====== DATA TO PROCESS

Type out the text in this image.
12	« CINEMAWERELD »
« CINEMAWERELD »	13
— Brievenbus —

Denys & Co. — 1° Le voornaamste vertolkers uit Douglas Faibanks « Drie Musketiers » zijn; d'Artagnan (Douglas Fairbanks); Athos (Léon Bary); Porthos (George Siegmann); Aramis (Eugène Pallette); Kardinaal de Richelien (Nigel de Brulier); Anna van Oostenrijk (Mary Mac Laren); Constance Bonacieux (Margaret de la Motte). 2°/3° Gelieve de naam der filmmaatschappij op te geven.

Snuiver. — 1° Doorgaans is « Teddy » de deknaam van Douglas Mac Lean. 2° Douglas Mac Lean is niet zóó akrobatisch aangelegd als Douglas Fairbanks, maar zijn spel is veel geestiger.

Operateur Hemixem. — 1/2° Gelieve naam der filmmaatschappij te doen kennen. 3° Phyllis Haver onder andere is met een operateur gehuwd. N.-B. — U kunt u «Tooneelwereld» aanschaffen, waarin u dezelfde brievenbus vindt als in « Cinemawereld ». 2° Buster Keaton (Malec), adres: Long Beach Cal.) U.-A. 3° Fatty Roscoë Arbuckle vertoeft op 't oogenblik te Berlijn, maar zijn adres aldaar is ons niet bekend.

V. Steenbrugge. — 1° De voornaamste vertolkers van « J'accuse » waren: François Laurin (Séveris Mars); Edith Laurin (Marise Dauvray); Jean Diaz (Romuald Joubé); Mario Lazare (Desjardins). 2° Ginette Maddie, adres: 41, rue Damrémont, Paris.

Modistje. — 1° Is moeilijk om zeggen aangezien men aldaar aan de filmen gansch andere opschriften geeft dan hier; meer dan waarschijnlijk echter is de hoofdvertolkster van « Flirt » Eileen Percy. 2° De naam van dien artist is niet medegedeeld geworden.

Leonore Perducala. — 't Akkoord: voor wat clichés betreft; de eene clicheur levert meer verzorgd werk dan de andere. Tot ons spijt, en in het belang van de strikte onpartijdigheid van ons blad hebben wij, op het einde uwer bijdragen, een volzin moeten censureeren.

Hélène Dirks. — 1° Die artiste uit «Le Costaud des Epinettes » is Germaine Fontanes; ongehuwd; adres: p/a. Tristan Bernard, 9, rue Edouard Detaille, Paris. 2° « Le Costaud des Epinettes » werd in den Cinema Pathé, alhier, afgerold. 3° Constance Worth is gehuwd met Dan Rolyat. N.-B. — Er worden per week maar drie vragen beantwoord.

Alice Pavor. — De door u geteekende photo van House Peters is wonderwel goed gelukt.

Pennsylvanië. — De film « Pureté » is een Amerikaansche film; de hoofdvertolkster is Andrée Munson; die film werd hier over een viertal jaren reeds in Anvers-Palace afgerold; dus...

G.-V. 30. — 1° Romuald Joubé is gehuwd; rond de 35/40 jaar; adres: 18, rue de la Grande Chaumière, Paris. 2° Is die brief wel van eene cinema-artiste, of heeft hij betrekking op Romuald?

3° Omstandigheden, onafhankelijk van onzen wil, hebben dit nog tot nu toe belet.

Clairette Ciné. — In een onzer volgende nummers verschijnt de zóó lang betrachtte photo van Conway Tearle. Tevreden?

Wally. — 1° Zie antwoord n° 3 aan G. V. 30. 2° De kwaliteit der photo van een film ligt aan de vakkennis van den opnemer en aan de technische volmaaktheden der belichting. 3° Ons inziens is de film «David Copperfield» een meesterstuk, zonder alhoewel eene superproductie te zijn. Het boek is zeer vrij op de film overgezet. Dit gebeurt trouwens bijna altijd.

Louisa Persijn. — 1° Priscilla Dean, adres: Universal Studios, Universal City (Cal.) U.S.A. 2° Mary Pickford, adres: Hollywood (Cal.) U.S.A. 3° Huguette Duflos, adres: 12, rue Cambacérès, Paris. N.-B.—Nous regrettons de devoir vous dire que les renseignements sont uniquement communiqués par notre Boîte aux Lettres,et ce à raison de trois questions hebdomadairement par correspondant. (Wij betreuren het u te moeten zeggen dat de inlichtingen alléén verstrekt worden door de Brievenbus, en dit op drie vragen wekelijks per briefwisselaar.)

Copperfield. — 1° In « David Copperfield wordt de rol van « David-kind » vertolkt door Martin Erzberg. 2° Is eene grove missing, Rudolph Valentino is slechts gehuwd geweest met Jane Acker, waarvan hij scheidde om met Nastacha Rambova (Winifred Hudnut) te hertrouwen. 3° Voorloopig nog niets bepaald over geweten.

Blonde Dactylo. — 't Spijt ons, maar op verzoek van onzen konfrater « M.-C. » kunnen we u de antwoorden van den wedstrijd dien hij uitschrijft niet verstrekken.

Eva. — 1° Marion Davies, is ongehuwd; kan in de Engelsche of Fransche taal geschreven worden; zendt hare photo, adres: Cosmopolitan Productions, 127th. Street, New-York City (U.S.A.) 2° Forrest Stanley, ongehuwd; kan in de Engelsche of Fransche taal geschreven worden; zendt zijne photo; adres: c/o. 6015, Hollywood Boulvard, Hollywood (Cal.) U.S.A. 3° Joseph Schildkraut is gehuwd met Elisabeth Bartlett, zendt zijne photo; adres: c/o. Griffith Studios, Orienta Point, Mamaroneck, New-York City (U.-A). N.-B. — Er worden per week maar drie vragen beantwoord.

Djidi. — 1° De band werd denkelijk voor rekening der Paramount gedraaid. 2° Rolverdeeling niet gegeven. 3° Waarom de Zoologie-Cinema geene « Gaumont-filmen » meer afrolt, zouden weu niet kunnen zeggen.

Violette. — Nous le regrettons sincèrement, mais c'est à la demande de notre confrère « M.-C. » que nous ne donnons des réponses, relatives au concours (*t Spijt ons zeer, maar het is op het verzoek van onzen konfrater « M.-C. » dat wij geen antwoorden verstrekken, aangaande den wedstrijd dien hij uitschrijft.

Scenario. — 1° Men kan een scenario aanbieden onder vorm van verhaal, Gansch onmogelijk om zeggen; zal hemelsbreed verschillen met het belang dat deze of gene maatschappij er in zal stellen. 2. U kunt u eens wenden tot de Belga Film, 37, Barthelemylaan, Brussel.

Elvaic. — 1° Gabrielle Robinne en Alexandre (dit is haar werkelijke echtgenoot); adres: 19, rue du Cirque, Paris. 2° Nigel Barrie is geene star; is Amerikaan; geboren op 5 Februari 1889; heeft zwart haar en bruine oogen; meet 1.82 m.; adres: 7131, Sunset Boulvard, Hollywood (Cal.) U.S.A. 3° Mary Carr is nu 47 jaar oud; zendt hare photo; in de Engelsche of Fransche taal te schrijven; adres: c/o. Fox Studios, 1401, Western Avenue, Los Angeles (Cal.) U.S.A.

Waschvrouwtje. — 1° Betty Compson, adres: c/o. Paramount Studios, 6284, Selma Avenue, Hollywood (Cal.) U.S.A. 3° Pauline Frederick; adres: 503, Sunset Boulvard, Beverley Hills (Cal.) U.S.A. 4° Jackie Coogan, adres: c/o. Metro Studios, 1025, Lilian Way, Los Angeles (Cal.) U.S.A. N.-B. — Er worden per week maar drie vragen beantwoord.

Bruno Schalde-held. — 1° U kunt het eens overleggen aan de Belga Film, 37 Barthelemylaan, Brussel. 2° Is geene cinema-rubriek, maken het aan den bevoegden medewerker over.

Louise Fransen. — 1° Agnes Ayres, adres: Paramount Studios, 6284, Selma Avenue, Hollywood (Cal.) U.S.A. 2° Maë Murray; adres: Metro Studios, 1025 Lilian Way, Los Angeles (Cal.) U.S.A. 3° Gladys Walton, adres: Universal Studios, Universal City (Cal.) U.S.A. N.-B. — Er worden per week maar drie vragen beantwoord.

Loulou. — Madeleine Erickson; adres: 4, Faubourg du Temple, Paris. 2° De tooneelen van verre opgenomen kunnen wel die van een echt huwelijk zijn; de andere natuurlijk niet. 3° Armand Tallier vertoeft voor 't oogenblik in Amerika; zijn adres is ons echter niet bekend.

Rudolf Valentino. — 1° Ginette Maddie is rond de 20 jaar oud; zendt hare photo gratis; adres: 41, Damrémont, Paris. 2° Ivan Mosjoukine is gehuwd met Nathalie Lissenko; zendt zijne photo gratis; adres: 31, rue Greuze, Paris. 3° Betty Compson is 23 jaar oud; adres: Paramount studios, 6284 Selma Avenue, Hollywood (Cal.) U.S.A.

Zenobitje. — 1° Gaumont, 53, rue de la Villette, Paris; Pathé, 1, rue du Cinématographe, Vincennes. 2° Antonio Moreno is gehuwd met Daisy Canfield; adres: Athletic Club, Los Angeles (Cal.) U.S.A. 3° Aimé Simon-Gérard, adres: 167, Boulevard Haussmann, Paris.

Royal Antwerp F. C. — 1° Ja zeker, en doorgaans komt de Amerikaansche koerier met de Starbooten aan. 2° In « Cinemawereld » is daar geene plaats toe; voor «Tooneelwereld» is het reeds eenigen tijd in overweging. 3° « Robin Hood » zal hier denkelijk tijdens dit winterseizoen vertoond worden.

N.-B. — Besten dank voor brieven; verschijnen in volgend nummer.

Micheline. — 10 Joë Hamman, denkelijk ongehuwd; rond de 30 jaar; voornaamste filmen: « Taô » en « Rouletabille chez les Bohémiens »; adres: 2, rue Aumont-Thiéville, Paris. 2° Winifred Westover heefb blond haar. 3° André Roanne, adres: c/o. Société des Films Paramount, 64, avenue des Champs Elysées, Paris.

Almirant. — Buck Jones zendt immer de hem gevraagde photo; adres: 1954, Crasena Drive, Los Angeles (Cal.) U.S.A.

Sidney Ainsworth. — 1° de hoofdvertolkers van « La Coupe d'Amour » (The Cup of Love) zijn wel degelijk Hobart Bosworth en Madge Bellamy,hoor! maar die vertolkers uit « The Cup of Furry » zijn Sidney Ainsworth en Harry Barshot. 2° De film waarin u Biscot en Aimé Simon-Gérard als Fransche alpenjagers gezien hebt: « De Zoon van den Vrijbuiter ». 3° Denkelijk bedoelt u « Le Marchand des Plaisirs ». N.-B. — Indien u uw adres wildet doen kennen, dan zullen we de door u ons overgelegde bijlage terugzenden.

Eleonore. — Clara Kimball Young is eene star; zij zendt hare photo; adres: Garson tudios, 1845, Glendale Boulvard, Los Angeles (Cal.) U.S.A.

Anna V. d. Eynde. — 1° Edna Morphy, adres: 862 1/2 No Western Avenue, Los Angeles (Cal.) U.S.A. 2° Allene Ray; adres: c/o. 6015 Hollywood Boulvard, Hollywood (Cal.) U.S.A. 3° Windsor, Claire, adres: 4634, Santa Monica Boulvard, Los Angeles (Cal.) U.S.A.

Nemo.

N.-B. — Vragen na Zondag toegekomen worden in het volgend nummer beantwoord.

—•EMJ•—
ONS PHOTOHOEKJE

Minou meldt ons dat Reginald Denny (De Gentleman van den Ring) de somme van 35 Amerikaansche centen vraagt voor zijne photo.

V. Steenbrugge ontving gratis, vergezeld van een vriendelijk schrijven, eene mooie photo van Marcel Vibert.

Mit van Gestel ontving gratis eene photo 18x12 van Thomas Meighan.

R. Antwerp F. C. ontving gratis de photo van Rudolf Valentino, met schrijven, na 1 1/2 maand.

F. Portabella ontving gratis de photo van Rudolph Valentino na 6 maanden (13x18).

============

Apply a filter for "moeten" to the data above, then copy each line that matches.

Leonore Perducala. — 't Akkoord: voor wat clichés betreft; de eene clicheur levert meer verzorgd werk dan de andere. Tot ons spijt, en in het belang van de strikte onpartijdigheid van ons blad hebben wij, op het einde uwer bijdragen, een volzin moeten censureeren.
Louisa Persijn. — 1° Priscilla Dean, adres: Universal Studios, Universal City (Cal.) U.S.A. 2° Mary Pickford, adres: Hollywood (Cal.) U.S.A. 3° Huguette Duflos, adres: 12, rue Cambacérès, Paris. N.-B.—Nous regrettons de devoir vous dire que les renseignements sont uniquement communiqués par notre Boîte aux Lettres,et ce à raison de trois questions hebdomadairement par correspondant. (Wij betreuren het u te moeten zeggen dat de inlichtingen alléén verstrekt worden door de Brievenbus, en dit op drie vragen wekelijks per briefwisselaar.)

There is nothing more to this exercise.